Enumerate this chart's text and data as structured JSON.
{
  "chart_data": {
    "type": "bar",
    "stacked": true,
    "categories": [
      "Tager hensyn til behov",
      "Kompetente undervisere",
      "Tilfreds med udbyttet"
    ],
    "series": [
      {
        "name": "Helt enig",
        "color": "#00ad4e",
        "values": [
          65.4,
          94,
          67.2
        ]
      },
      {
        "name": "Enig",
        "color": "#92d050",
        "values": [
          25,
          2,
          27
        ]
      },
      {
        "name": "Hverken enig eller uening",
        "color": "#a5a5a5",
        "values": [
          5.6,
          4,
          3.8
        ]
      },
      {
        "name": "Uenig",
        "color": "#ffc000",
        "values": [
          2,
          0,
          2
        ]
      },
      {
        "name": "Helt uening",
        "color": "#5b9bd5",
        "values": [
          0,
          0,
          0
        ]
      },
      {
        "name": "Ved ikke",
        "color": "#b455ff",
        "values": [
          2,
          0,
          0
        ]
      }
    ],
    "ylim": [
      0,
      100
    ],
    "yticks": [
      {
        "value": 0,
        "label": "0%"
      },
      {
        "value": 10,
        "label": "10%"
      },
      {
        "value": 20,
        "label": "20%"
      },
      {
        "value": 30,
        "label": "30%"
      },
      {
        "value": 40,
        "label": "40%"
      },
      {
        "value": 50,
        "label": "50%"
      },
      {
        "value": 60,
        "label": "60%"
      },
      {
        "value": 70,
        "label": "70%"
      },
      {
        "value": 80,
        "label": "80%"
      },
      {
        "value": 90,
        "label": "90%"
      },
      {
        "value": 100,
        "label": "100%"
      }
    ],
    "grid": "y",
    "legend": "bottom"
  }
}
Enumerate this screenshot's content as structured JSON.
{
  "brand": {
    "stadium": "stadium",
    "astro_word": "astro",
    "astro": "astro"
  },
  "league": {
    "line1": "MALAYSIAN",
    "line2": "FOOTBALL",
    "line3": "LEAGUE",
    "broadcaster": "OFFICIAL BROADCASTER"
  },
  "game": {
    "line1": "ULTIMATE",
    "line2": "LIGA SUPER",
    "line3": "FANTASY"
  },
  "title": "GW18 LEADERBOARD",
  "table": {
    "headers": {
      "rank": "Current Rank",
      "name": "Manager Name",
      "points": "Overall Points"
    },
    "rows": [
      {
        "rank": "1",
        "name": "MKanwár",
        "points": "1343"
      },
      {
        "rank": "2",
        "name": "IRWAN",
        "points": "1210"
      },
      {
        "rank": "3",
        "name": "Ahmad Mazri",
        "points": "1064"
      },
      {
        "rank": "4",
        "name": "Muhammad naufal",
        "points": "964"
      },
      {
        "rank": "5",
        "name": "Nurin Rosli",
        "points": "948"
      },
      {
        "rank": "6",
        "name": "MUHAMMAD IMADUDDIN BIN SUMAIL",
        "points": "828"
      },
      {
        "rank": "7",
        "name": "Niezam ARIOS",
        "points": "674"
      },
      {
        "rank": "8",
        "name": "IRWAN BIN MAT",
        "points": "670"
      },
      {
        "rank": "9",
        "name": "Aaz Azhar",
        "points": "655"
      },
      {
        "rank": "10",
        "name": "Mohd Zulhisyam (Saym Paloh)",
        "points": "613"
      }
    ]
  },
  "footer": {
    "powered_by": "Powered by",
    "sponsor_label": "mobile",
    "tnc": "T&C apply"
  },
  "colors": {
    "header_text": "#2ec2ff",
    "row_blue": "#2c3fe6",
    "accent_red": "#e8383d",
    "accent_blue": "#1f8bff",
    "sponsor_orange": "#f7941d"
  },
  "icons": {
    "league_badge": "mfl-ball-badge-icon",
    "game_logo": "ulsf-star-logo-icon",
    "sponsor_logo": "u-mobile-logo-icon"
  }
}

# [AIM]
Go through the listing above and list every line that has the word "logo".

# [THE RESULT]
    "game_logo": "ulsf-star-logo-icon",
    "sponsor_logo": "u-mobile-logo-icon"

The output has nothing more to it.